*Input material*
======

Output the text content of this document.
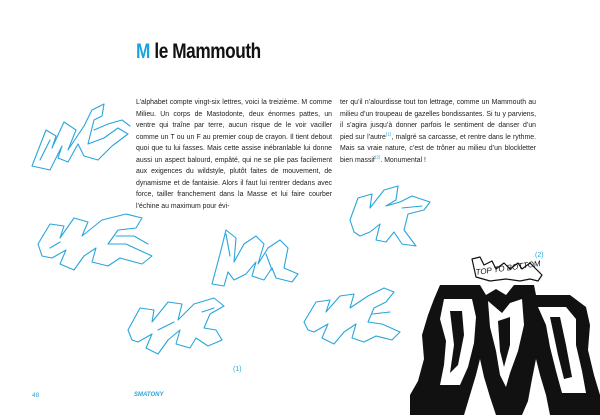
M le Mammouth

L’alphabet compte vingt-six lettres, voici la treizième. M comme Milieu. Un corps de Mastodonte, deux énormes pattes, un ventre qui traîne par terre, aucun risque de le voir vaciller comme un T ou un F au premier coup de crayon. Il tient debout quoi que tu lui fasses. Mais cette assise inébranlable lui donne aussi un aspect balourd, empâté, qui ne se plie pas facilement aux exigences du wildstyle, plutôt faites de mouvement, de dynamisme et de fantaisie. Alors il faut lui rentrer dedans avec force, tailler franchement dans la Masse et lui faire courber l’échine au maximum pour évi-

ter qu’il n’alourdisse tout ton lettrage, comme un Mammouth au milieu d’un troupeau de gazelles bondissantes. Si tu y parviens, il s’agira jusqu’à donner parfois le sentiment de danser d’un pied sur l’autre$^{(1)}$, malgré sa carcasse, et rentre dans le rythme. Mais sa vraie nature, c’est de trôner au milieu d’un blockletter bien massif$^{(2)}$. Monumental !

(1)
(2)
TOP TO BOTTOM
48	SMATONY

======

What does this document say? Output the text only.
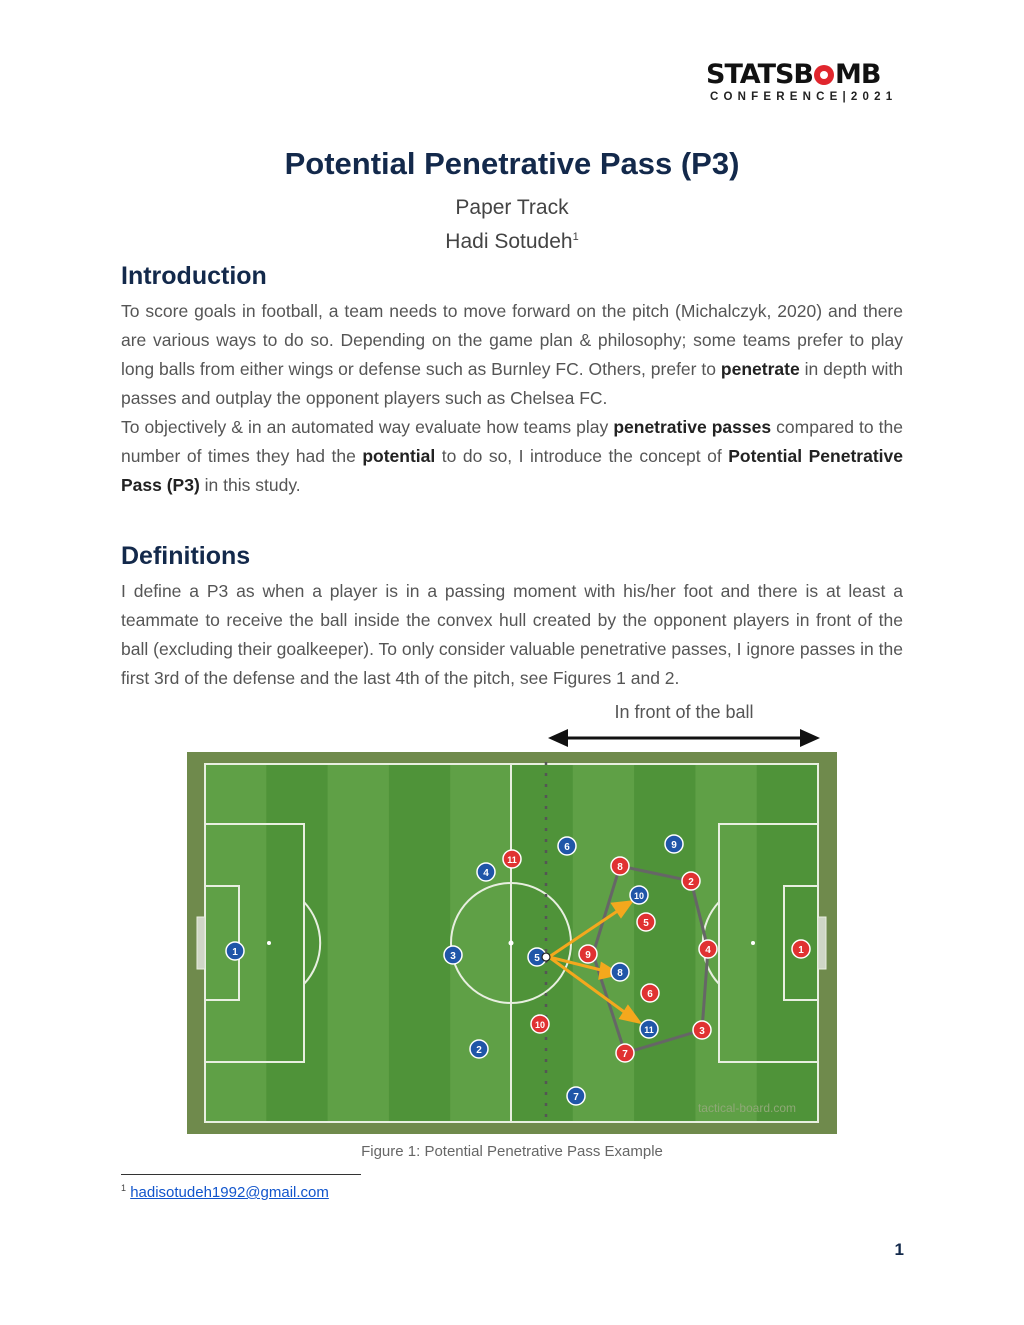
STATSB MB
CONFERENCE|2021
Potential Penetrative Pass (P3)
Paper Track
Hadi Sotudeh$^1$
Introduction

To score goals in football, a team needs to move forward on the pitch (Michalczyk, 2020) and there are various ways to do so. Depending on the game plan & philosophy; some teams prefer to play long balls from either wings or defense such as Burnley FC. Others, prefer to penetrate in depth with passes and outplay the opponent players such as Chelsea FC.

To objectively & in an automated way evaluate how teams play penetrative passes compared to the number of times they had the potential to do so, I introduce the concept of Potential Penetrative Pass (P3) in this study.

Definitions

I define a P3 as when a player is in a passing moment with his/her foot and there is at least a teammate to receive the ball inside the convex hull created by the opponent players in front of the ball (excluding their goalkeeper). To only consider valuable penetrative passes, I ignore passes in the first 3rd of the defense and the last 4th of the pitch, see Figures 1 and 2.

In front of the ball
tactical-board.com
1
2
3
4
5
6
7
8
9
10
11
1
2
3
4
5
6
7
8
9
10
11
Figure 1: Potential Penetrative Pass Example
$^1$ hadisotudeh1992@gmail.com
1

======

*Your instructions*
Find each line holding the string "opponent" and copy it out.

*Complete output*
To score goals in football, a team needs to move forward on the pitch (Michalczyk, 2020) and there are various ways to do so. Depending on the game plan & philosophy; some teams prefer to play long balls from either wings or defense such as Burnley FC. Others, prefer to penetrate in depth with passes and outplay the opponent players such as Chelsea FC.
I define a P3 as when a player is in a passing moment with his/her foot and there is at least a teammate to receive the ball inside the convex hull created by the opponent players in front of the ball (excluding their goalkeeper). To only consider valuable penetrative passes, I ignore passes in the first 3rd of the defense and the last 4th of the pitch, see Figures 1 and 2.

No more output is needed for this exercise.